* **THE EXERCISE**
Read the lines below. Copy out any that hold the string "name".

Data listing:

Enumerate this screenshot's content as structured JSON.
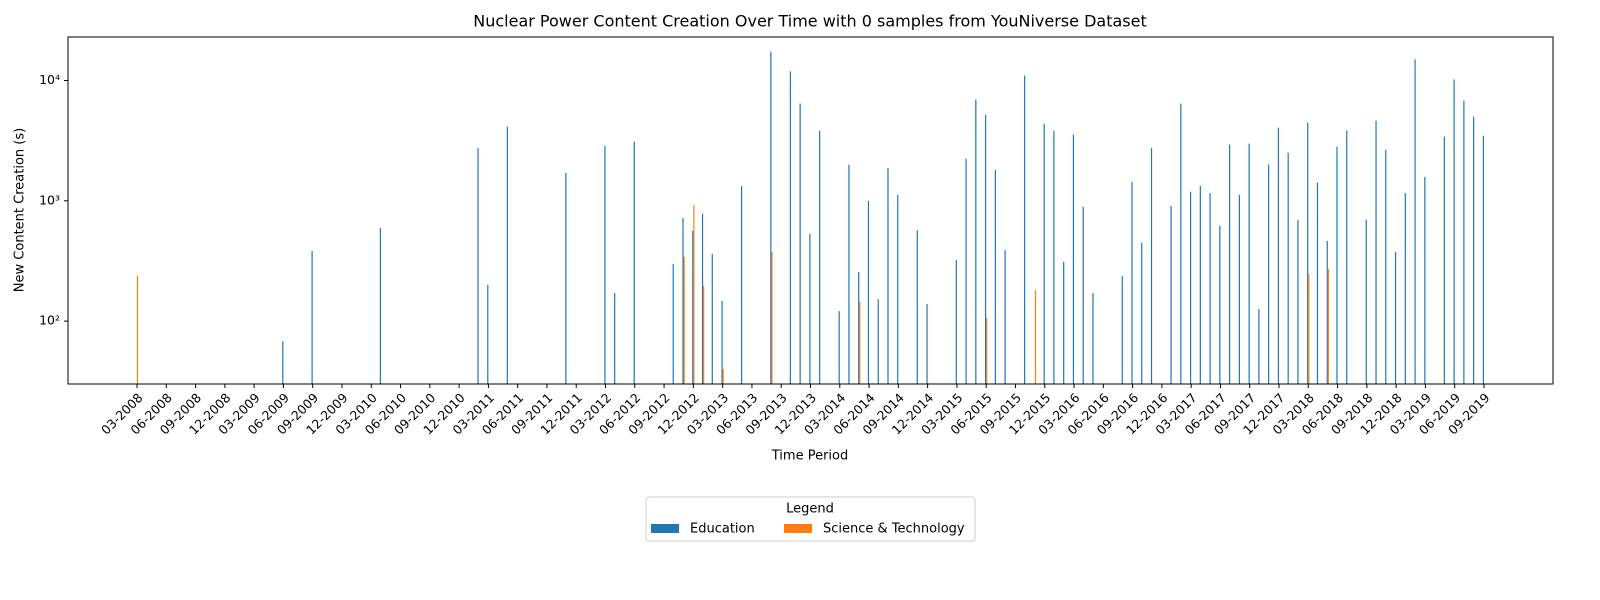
{
  "chart_data": {
    "type": "bar",
    "title": "Nuclear Power Content Creation Over Time with 0 samples from YouNiverse Dataset",
    "x_label": "Time Period",
    "y_label": "New Content Creation (s)",
    "legend_title": "Legend",
    "legend": "bottom",
    "log_y": true,
    "ylim": [
      30,
      23000
    ],
    "yticks": [
      {
        "value": 100,
        "label": "10²"
      },
      {
        "value": 1000,
        "label": "10³"
      },
      {
        "value": 10000,
        "label": "10⁴"
      }
    ],
    "categories": [
      "03-2008",
      null,
      null,
      "06-2008",
      null,
      null,
      "09-2008",
      null,
      null,
      "12-2008",
      null,
      null,
      "03-2009",
      null,
      null,
      "06-2009",
      null,
      null,
      "09-2009",
      null,
      null,
      "12-2009",
      null,
      null,
      "03-2010",
      null,
      null,
      "06-2010",
      null,
      null,
      "09-2010",
      null,
      null,
      "12-2010",
      null,
      null,
      "03-2011",
      null,
      null,
      "06-2011",
      null,
      null,
      "09-2011",
      null,
      null,
      "12-2011",
      null,
      null,
      "03-2012",
      null,
      null,
      "06-2012",
      null,
      null,
      "09-2012",
      null,
      null,
      "12-2012",
      null,
      null,
      "03-2013",
      null,
      null,
      "06-2013",
      null,
      null,
      "09-2013",
      null,
      null,
      "12-2013",
      null,
      null,
      "03-2014",
      null,
      null,
      "06-2014",
      null,
      null,
      "09-2014",
      null,
      null,
      "12-2014",
      null,
      null,
      "03-2015",
      null,
      null,
      "06-2015",
      null,
      null,
      "09-2015",
      null,
      null,
      "12-2015",
      null,
      null,
      "03-2016",
      null,
      null,
      "06-2016",
      null,
      null,
      "09-2016",
      null,
      null,
      "12-2016",
      null,
      null,
      "03-2017",
      null,
      null,
      "06-2017",
      null,
      null,
      "09-2017",
      null,
      null,
      "12-2017",
      null,
      null,
      "03-2018",
      null,
      null,
      "06-2018",
      null,
      null,
      "09-2018",
      null,
      null,
      "12-2018",
      null,
      null,
      "03-2019",
      null,
      null,
      "06-2019",
      null,
      null,
      "09-2019"
    ],
    "series": [
      {
        "name": "Education",
        "color": "#1f77b4",
        "values": [
          null,
          null,
          null,
          null,
          null,
          null,
          null,
          null,
          null,
          null,
          null,
          null,
          null,
          null,
          null,
          68,
          null,
          null,
          383,
          null,
          null,
          null,
          null,
          null,
          null,
          596,
          null,
          null,
          null,
          null,
          null,
          null,
          null,
          null,
          null,
          2750,
          200,
          null,
          4140,
          null,
          null,
          null,
          null,
          null,
          1710,
          null,
          null,
          null,
          2870,
          171,
          null,
          3100,
          null,
          null,
          null,
          299,
          721,
          562,
          780,
          362,
          147,
          null,
          1330,
          null,
          null,
          17400,
          null,
          11900,
          6430,
          531,
          3830,
          null,
          121,
          2000,
          256,
          1000,
          152,
          1880,
          1120,
          null,
          570,
          139,
          null,
          null,
          322,
          2240,
          6950,
          5210,
          1810,
          390,
          null,
          11000,
          null,
          4380,
          3830,
          310,
          3550,
          891,
          171,
          null,
          null,
          237,
          1440,
          447,
          2750,
          null,
          908,
          6430,
          1190,
          1330,
          1160,
          619,
          2930,
          1120,
          2990,
          126,
          2000,
          4060,
          2510,
          695,
          4470,
          1410,
          464,
          2820,
          3830,
          null,
          695,
          4640,
          2660,
          376,
          1160,
          14960,
          1580,
          null,
          3410,
          10200,
          6810,
          5010,
          3480
        ]
      },
      {
        "name": "Science & Technology",
        "color": "#ff7f0e",
        "values": [
          237,
          null,
          null,
          null,
          null,
          null,
          null,
          null,
          null,
          null,
          null,
          null,
          null,
          null,
          null,
          null,
          null,
          null,
          null,
          null,
          null,
          null,
          null,
          null,
          null,
          null,
          null,
          null,
          null,
          null,
          null,
          null,
          null,
          null,
          null,
          null,
          null,
          null,
          null,
          null,
          null,
          null,
          null,
          null,
          null,
          null,
          null,
          null,
          null,
          null,
          null,
          null,
          null,
          null,
          null,
          null,
          342,
          926,
          196,
          null,
          40,
          null,
          null,
          null,
          null,
          376,
          null,
          null,
          null,
          null,
          null,
          null,
          null,
          null,
          144,
          null,
          null,
          null,
          null,
          null,
          null,
          null,
          null,
          null,
          null,
          null,
          null,
          106,
          null,
          null,
          null,
          null,
          181,
          null,
          null,
          null,
          null,
          null,
          null,
          null,
          null,
          null,
          null,
          null,
          null,
          null,
          null,
          null,
          null,
          null,
          null,
          null,
          null,
          null,
          null,
          null,
          null,
          null,
          null,
          null,
          246,
          null,
          271,
          null,
          null,
          null,
          null,
          null,
          null,
          null,
          null,
          null,
          null,
          null,
          null,
          null,
          null,
          null,
          null
        ]
      }
    ]
  }
}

* **ANSWER**
        "name": "Education",
        "name": "Science & Technology",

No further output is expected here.